What the task asks
Collect the lines of the entries where "object" shows up.
== Materials provided
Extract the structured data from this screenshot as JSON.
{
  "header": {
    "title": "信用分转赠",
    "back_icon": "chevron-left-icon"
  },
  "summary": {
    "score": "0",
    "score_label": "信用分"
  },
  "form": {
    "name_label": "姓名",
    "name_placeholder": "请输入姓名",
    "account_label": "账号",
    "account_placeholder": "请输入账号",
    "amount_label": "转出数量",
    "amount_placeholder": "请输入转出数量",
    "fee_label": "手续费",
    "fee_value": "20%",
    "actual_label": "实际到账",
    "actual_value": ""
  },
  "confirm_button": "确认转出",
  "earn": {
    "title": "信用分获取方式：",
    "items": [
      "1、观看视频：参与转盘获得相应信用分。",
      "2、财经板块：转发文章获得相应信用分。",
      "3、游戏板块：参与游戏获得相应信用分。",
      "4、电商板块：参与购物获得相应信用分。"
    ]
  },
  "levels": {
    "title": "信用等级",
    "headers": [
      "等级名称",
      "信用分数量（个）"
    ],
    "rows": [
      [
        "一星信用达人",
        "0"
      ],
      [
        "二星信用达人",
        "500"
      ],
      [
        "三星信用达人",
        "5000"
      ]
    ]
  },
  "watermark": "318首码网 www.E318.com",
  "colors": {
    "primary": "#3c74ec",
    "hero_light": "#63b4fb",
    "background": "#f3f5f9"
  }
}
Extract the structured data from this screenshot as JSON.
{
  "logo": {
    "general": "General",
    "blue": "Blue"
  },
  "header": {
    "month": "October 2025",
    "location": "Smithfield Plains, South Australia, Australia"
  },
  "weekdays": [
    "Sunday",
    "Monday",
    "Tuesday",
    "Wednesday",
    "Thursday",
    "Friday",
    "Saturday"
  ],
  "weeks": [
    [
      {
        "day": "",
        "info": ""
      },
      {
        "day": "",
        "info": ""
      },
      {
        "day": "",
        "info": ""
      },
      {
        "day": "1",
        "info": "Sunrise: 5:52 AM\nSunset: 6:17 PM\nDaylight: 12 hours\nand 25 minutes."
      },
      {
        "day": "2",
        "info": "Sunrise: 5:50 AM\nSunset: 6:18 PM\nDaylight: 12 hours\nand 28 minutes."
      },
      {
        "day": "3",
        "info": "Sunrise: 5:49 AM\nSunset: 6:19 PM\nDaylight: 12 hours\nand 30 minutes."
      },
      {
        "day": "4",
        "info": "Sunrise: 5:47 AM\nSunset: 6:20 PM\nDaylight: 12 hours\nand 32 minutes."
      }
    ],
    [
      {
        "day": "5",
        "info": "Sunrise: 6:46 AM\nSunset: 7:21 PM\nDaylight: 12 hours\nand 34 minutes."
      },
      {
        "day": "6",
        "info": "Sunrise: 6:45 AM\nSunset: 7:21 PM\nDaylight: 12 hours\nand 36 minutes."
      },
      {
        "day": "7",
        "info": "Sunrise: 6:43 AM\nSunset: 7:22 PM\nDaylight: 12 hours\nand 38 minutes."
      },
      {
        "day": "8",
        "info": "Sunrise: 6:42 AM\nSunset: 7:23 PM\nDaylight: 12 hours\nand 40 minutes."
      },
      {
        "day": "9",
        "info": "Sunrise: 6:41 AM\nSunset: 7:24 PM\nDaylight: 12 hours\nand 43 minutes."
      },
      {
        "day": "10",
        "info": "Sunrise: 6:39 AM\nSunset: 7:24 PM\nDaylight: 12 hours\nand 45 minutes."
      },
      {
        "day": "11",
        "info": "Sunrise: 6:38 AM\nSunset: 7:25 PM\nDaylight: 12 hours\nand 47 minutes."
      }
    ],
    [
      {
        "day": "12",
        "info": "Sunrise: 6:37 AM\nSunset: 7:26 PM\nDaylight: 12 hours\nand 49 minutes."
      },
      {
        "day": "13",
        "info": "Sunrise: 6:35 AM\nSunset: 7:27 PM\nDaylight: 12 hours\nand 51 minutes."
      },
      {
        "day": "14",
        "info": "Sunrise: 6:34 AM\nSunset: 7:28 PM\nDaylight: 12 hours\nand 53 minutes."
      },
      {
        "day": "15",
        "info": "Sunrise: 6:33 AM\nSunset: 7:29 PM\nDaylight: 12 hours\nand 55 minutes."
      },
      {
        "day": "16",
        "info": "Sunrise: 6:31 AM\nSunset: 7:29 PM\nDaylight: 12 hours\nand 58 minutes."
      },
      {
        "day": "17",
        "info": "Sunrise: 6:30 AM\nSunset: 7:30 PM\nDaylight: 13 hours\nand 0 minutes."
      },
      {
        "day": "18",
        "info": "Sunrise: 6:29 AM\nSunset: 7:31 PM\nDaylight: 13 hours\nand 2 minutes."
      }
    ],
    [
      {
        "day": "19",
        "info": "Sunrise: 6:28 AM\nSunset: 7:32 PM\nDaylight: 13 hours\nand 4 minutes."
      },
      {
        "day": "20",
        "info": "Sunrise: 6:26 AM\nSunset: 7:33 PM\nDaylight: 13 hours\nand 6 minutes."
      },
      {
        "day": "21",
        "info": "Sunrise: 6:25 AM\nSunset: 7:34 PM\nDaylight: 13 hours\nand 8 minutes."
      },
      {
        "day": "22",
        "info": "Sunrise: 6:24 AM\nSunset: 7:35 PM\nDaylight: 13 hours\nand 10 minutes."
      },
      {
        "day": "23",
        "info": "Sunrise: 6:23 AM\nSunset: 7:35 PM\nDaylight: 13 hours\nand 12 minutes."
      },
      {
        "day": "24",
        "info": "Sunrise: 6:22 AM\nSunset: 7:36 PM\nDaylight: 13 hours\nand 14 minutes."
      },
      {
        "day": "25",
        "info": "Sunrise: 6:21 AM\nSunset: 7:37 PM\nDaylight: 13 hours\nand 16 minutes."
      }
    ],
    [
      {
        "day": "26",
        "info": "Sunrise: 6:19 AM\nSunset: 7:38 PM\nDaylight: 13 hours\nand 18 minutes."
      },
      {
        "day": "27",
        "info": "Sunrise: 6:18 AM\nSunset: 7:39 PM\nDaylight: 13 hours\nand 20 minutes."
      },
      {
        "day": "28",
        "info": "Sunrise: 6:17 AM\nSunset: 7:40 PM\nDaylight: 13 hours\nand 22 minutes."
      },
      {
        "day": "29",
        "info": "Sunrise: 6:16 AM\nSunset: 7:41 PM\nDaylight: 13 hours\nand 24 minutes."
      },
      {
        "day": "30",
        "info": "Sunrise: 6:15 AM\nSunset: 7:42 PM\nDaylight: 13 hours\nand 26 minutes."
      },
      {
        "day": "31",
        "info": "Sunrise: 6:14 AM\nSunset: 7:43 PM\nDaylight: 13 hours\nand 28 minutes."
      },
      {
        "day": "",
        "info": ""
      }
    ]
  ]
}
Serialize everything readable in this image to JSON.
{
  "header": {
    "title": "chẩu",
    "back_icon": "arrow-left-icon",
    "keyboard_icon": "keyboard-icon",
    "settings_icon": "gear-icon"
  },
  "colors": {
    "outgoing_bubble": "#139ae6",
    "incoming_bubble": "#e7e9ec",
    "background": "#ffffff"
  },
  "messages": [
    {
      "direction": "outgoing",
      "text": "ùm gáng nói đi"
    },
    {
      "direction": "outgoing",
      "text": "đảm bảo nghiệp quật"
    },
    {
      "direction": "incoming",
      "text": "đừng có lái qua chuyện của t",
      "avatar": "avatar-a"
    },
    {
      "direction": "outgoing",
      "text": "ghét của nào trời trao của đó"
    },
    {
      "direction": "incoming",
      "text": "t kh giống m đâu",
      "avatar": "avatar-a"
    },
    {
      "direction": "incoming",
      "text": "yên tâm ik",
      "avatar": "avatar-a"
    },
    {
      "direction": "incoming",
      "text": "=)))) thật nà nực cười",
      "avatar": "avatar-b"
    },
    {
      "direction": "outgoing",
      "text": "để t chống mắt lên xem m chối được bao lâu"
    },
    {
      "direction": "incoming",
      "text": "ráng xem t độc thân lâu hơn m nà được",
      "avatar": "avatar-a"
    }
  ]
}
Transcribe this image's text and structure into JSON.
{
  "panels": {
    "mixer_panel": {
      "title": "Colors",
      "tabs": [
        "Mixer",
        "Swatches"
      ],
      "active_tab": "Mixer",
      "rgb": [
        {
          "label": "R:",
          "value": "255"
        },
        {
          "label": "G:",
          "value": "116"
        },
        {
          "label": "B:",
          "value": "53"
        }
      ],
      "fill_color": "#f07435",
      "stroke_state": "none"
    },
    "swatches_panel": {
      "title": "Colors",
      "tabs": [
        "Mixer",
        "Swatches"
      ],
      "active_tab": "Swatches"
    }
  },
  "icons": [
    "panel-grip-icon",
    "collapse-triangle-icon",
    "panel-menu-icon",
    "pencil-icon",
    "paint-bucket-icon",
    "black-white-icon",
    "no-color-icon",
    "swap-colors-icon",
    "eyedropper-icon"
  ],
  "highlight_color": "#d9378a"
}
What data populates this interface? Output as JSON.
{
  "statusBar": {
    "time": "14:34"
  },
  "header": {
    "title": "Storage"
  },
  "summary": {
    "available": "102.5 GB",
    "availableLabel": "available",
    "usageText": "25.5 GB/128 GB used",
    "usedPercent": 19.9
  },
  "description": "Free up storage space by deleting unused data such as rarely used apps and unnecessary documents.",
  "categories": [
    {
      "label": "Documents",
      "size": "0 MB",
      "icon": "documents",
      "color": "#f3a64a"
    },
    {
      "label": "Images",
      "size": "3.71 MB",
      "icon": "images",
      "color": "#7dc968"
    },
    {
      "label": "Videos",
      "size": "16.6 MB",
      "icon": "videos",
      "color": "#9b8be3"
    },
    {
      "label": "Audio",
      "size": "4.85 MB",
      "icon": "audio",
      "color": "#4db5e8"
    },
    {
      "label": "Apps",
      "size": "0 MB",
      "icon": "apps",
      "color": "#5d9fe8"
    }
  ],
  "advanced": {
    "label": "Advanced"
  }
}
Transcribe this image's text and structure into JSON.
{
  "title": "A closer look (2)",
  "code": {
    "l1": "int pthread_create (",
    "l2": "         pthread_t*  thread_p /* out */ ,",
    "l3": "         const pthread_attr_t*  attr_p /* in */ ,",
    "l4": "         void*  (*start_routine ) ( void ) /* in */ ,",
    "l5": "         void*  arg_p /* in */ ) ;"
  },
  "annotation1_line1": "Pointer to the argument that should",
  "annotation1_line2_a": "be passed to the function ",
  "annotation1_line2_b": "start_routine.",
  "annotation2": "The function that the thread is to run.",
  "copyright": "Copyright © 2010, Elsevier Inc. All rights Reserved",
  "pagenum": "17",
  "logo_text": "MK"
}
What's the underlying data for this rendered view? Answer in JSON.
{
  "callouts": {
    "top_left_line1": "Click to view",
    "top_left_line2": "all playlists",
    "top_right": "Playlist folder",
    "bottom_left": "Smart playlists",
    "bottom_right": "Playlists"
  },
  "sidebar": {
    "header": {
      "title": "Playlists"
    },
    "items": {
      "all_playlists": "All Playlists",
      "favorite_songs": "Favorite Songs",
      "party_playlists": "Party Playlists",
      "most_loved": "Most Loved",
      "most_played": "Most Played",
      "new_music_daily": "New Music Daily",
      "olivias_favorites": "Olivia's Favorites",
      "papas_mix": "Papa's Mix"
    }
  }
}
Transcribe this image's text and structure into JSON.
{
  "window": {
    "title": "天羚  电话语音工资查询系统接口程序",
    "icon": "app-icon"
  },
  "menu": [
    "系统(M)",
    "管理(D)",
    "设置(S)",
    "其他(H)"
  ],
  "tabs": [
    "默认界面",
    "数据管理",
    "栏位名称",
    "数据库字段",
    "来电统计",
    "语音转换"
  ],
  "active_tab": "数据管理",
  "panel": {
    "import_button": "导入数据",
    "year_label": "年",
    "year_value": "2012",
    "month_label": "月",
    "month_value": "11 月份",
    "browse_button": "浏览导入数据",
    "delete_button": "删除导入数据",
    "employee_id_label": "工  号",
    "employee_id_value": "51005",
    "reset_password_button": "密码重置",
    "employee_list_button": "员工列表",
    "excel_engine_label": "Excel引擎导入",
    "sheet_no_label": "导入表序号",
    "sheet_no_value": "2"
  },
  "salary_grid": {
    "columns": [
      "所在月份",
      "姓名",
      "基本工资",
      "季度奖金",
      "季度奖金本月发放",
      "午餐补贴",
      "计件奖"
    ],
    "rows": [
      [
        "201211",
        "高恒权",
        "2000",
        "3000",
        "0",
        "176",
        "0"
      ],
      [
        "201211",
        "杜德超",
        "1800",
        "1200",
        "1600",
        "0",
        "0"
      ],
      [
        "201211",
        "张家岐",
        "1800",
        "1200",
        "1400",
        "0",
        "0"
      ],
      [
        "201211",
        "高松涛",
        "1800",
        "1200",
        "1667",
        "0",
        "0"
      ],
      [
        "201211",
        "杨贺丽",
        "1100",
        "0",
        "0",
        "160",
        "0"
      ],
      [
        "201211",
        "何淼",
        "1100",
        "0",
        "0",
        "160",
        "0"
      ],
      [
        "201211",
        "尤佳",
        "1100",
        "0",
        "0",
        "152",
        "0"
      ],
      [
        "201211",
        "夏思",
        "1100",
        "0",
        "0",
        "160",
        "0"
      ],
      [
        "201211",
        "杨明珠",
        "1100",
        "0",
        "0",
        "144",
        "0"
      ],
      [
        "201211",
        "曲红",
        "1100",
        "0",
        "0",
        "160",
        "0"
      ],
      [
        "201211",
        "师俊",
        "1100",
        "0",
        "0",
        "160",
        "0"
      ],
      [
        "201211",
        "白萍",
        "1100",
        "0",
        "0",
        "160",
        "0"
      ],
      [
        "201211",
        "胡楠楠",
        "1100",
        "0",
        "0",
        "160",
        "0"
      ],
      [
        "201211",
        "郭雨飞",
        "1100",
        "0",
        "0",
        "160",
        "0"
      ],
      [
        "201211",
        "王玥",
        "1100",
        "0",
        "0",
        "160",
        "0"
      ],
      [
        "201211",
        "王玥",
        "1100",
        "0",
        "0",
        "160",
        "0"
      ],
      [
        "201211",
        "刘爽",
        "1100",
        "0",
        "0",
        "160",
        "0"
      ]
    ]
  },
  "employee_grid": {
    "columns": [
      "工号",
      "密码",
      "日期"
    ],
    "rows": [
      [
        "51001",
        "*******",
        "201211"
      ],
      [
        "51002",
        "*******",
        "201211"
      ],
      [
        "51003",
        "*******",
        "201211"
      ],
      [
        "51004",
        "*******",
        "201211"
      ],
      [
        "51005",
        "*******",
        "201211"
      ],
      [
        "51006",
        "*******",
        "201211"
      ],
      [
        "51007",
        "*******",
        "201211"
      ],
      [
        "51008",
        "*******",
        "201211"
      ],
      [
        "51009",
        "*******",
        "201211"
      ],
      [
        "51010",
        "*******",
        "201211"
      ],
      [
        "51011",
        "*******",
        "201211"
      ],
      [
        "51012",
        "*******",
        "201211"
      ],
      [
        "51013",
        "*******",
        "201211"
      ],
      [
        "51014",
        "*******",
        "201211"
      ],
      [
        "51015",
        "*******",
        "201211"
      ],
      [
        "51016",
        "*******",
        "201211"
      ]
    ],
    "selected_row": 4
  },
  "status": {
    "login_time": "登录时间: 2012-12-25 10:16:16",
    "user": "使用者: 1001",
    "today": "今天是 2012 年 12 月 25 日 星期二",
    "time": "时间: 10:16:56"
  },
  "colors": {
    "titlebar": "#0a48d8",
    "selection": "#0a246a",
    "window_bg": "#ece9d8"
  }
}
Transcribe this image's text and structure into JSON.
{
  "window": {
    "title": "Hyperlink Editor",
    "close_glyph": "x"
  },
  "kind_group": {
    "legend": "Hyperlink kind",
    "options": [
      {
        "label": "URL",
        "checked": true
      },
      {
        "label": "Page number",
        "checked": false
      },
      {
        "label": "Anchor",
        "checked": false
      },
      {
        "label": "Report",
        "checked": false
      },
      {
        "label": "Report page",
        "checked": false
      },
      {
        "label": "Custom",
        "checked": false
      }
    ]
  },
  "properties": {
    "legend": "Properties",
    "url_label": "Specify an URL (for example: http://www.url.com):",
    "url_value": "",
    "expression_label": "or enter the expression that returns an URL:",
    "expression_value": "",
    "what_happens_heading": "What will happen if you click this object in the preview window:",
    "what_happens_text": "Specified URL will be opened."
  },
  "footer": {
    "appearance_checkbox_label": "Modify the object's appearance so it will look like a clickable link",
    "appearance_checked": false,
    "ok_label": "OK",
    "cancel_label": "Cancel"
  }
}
====
Task output
    "what_happens_heading": "What will happen if you click this object in the preview window:",
    "appearance_checkbox_label": "Modify the object's appearance so it will look like a clickable link",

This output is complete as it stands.